- What is being asked -
Can you find the lines of the listing that include "Extract" and copy every one?

- Task material -
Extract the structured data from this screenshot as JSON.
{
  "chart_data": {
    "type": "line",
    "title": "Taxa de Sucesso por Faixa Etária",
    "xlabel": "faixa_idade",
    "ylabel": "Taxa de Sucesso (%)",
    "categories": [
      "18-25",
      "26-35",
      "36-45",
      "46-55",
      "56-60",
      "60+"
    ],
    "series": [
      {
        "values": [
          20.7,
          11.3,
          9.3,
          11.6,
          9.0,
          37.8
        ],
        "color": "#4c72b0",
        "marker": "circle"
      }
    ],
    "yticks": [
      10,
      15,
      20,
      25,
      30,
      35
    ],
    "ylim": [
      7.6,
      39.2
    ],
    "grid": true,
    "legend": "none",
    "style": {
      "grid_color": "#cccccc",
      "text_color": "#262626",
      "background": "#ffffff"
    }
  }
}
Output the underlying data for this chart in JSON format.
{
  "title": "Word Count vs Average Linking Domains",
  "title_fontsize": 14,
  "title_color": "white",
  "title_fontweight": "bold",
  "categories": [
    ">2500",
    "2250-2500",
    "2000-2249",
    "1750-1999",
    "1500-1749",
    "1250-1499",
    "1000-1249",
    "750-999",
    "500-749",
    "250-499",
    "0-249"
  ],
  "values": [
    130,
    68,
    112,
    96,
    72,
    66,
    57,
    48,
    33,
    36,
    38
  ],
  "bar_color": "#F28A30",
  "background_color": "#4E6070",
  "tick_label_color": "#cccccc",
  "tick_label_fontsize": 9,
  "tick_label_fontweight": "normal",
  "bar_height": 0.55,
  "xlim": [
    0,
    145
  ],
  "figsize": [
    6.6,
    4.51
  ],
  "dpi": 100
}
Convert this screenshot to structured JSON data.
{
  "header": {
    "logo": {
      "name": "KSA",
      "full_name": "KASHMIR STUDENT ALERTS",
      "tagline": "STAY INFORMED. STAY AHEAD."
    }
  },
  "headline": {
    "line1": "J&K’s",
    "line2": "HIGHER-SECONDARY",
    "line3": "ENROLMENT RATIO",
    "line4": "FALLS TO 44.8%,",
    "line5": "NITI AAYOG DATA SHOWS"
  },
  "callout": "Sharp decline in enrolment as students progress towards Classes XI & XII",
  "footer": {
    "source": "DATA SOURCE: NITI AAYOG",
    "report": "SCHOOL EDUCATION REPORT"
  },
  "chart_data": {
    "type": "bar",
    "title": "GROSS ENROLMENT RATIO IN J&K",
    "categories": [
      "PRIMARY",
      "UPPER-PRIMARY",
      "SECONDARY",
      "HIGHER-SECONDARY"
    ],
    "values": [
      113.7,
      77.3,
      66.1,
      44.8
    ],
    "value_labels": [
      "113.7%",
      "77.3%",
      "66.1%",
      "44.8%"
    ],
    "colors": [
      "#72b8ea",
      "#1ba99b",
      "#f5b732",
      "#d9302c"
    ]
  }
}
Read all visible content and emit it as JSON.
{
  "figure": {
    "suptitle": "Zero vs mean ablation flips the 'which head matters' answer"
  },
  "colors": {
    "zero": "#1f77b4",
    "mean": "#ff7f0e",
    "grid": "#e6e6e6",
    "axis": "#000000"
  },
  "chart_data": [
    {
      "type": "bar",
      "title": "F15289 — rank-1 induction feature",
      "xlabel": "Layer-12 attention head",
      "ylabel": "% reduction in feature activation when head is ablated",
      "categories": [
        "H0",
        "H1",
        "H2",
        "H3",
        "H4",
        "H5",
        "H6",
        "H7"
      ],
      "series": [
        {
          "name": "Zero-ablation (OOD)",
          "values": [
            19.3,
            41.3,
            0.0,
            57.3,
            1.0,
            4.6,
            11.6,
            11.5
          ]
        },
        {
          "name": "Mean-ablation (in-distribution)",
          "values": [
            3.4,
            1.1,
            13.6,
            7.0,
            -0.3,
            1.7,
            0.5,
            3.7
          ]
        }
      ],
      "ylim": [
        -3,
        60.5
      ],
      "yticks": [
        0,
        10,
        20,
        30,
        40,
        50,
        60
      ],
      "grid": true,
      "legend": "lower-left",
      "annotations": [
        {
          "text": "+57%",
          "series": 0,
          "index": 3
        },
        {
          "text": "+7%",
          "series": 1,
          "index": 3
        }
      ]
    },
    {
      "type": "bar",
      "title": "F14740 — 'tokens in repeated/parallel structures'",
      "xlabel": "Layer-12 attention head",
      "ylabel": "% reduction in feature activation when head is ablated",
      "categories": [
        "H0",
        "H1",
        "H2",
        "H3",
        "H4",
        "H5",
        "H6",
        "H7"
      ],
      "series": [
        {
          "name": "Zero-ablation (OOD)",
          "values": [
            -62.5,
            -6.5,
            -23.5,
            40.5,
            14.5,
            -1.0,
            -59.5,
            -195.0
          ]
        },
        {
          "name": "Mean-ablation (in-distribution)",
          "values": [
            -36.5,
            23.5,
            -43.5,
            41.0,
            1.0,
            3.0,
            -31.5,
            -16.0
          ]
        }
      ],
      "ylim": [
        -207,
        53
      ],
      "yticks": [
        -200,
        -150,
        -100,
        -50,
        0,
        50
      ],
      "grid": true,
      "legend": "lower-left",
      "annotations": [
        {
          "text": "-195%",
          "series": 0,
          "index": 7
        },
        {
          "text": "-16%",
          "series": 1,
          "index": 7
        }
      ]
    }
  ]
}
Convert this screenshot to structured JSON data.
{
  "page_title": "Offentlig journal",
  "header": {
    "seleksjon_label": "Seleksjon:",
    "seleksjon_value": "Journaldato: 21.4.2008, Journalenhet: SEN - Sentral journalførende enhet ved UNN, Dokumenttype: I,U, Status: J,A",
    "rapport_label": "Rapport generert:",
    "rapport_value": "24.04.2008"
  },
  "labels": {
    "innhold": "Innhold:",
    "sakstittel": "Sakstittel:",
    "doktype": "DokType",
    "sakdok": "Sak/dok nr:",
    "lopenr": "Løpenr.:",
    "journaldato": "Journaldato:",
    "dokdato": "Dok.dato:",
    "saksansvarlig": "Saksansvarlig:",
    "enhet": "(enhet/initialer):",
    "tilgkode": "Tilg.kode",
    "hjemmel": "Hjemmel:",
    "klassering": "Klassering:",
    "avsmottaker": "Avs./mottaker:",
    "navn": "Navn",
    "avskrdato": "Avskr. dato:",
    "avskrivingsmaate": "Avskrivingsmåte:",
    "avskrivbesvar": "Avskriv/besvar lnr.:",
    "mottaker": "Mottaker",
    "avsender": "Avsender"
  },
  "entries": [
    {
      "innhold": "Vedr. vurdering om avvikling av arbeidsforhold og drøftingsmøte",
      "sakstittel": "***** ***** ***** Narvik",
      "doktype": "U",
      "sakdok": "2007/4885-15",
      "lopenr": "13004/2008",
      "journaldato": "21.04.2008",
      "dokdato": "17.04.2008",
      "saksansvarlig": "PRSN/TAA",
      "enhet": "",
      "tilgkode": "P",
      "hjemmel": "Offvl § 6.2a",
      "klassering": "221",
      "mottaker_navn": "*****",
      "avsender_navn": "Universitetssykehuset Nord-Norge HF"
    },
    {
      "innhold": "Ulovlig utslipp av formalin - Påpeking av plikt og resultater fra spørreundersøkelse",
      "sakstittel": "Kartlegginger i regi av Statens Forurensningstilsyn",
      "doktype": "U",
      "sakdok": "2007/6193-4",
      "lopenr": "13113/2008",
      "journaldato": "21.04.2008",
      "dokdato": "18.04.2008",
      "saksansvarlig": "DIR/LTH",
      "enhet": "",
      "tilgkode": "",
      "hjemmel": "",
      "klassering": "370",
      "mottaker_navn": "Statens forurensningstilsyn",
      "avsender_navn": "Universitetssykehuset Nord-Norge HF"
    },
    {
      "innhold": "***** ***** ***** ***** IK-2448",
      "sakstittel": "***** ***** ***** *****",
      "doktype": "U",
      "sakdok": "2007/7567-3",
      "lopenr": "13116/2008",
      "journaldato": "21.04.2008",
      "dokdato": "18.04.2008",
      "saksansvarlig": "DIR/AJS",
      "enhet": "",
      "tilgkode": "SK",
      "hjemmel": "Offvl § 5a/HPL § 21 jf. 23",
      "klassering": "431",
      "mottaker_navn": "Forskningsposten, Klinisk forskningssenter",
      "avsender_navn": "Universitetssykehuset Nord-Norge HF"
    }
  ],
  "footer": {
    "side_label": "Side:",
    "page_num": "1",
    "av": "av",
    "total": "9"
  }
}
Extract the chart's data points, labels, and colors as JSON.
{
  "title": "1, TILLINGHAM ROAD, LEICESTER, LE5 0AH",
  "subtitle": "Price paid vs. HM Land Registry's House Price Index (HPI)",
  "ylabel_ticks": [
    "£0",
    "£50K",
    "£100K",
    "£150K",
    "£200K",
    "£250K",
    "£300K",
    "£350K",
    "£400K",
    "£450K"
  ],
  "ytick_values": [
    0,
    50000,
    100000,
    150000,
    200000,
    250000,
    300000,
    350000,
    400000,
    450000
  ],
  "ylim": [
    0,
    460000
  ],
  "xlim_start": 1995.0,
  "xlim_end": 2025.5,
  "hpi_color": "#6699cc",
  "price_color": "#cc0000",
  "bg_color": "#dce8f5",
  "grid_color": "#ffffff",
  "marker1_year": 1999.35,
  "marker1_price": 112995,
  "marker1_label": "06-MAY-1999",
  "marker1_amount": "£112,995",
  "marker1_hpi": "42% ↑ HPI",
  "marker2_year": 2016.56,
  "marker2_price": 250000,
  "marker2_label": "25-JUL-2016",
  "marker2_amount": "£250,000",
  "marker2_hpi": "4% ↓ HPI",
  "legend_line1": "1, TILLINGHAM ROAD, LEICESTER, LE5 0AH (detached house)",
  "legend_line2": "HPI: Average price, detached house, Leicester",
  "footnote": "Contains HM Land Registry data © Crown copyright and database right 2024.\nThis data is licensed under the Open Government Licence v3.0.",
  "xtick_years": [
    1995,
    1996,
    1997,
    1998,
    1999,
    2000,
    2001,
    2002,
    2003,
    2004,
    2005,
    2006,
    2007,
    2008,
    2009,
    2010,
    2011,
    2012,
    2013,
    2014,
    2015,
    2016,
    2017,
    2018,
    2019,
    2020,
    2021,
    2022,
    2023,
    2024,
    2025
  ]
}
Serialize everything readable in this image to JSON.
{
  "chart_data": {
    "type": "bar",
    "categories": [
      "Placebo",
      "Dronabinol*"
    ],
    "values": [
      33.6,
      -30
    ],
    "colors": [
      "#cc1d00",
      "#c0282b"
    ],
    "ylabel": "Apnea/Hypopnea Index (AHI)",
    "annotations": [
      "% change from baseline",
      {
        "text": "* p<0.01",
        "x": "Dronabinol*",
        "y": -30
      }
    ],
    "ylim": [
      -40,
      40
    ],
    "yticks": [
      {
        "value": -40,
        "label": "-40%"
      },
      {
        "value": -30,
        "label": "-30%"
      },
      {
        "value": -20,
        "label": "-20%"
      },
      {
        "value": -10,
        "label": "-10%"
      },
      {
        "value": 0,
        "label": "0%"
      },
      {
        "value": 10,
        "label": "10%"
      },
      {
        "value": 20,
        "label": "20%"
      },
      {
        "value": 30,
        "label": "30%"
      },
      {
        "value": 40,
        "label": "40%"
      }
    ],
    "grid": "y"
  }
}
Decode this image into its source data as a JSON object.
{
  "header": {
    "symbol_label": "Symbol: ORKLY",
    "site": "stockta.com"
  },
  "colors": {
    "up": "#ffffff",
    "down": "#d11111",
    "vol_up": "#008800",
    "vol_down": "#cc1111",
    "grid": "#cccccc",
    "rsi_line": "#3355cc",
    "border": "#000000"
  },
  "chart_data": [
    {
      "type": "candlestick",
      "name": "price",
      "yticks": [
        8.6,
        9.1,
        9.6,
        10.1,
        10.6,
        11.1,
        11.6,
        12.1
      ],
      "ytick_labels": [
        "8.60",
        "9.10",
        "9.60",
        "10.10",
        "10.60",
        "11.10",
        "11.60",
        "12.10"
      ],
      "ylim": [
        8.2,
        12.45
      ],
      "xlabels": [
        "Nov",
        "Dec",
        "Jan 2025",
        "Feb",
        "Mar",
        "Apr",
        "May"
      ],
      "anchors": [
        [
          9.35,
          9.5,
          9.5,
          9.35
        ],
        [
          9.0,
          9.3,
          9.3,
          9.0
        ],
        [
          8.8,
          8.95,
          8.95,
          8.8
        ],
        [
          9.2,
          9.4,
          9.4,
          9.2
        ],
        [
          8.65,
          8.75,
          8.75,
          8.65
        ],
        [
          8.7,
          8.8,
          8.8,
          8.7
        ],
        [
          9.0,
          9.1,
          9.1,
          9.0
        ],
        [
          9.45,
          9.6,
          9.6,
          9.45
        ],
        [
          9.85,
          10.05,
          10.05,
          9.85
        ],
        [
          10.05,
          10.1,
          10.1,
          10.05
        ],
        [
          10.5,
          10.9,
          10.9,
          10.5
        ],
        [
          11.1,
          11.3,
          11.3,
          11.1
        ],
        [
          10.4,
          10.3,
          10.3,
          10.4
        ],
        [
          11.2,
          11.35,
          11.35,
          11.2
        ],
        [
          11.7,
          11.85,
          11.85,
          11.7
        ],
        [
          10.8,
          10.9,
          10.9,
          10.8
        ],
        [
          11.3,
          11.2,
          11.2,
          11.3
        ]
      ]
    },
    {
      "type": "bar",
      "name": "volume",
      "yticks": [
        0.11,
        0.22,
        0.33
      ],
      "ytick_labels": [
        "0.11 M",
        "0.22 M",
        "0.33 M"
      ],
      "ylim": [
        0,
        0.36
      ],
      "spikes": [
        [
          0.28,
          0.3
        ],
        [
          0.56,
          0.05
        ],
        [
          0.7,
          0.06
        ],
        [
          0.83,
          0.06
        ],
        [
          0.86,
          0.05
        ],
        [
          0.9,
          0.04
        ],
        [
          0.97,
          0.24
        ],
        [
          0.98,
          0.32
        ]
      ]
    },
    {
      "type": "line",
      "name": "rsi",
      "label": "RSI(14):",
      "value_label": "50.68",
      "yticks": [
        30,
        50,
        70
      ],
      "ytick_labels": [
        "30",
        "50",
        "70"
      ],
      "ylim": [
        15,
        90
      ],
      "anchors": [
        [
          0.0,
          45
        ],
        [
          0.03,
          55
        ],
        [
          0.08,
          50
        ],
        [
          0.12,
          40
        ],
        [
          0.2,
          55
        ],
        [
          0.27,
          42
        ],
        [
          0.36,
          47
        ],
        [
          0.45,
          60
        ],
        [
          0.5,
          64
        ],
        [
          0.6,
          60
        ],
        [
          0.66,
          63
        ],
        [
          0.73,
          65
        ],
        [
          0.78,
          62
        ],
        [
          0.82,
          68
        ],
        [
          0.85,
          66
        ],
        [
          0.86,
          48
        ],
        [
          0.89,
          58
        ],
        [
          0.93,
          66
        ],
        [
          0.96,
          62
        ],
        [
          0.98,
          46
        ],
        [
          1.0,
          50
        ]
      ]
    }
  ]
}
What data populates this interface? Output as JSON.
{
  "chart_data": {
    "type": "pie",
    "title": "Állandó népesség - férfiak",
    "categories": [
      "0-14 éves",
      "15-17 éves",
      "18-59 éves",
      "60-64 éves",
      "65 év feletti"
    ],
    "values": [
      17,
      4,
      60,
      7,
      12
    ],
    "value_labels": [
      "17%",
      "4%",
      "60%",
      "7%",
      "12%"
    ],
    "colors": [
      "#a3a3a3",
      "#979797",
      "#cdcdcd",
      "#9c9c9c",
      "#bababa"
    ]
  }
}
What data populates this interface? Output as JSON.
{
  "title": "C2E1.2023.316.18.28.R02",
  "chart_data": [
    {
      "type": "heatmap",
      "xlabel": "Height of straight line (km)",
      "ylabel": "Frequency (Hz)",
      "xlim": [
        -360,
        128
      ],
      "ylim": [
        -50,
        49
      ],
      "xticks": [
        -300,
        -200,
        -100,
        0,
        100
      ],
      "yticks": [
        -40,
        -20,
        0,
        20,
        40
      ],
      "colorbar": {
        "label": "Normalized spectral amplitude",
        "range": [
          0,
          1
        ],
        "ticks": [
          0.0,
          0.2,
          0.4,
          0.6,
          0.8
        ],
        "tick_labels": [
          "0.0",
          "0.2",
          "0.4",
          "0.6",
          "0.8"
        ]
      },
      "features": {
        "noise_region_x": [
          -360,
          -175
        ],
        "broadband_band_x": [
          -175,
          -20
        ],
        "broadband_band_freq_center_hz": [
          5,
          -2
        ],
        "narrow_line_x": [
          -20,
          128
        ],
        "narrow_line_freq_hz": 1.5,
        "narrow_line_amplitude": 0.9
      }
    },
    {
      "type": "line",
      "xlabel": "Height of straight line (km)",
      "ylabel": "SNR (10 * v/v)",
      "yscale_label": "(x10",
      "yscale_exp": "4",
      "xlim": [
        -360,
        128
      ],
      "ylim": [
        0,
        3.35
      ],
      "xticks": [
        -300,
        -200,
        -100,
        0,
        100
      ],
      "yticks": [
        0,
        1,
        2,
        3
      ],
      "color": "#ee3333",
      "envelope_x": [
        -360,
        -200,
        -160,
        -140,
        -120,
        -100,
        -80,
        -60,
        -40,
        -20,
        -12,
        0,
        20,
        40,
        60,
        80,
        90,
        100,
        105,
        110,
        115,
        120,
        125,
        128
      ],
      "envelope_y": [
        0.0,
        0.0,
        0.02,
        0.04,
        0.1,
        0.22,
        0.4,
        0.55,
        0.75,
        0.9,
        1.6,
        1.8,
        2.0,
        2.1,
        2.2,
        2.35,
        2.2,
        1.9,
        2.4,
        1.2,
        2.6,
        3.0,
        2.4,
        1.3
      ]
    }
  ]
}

- Worked answer -
Extract the structured data from this screenshot as JSON.
Extract the chart's data points, labels, and colors as JSON.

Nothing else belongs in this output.